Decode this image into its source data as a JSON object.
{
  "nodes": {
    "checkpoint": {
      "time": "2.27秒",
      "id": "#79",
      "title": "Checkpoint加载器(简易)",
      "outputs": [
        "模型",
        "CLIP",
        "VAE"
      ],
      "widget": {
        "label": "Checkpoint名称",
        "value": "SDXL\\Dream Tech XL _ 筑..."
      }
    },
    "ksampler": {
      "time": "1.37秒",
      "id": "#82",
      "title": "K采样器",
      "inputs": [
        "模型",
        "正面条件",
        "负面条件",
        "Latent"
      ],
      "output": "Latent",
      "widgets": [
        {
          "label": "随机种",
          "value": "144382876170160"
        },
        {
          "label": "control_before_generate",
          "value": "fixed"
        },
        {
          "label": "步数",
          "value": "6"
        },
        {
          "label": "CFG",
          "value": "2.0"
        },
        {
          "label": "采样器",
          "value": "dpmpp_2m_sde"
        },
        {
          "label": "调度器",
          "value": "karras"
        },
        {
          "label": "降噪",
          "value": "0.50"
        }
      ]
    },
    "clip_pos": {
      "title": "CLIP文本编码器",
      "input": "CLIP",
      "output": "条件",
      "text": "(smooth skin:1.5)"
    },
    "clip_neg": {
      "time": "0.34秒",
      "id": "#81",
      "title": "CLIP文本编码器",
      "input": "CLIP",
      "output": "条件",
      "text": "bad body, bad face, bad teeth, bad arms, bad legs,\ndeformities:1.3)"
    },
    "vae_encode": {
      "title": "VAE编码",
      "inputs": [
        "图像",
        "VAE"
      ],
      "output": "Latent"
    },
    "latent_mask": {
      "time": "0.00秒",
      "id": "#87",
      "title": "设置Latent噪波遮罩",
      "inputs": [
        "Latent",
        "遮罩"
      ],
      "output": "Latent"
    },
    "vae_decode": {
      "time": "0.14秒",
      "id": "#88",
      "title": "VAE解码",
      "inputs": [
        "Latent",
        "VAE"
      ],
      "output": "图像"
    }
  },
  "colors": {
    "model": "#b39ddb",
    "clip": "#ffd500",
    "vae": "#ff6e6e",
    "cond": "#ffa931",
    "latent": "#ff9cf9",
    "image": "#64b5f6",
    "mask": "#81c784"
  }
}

...

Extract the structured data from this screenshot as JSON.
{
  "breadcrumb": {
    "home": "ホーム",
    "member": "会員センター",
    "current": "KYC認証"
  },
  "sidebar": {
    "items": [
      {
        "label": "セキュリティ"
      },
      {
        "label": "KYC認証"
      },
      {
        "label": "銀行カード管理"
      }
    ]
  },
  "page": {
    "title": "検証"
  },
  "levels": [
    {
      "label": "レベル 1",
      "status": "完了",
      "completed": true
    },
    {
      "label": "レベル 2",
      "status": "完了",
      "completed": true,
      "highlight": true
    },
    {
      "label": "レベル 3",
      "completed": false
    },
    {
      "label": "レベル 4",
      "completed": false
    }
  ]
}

--

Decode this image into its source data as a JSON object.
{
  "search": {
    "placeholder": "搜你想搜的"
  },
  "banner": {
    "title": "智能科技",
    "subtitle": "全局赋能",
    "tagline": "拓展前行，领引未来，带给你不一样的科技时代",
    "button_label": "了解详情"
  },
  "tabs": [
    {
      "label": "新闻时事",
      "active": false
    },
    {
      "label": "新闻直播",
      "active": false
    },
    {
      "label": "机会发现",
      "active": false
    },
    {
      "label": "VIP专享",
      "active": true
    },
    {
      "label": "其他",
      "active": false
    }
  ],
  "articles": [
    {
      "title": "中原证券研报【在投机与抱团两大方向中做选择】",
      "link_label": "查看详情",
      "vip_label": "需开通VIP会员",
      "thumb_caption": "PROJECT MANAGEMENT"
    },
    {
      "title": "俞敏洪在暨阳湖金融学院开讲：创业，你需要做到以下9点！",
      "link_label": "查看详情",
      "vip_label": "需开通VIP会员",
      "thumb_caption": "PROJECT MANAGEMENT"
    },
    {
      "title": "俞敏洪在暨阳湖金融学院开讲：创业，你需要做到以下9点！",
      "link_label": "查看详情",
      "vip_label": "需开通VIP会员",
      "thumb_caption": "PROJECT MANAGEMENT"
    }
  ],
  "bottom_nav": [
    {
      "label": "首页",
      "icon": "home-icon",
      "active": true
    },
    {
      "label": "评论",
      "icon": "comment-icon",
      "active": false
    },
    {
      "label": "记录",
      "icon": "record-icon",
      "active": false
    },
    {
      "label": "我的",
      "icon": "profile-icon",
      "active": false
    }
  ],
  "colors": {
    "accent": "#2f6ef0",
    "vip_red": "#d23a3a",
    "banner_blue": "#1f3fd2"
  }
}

WHAT THE TASK ASKS = From the entries above, extract each line containing "time".

WORKED ANSWER =
      "time": "2.27秒",
      "time": "1.37秒",
      "time": "0.34秒",
      "time": "0.00秒",
      "time": "0.14秒",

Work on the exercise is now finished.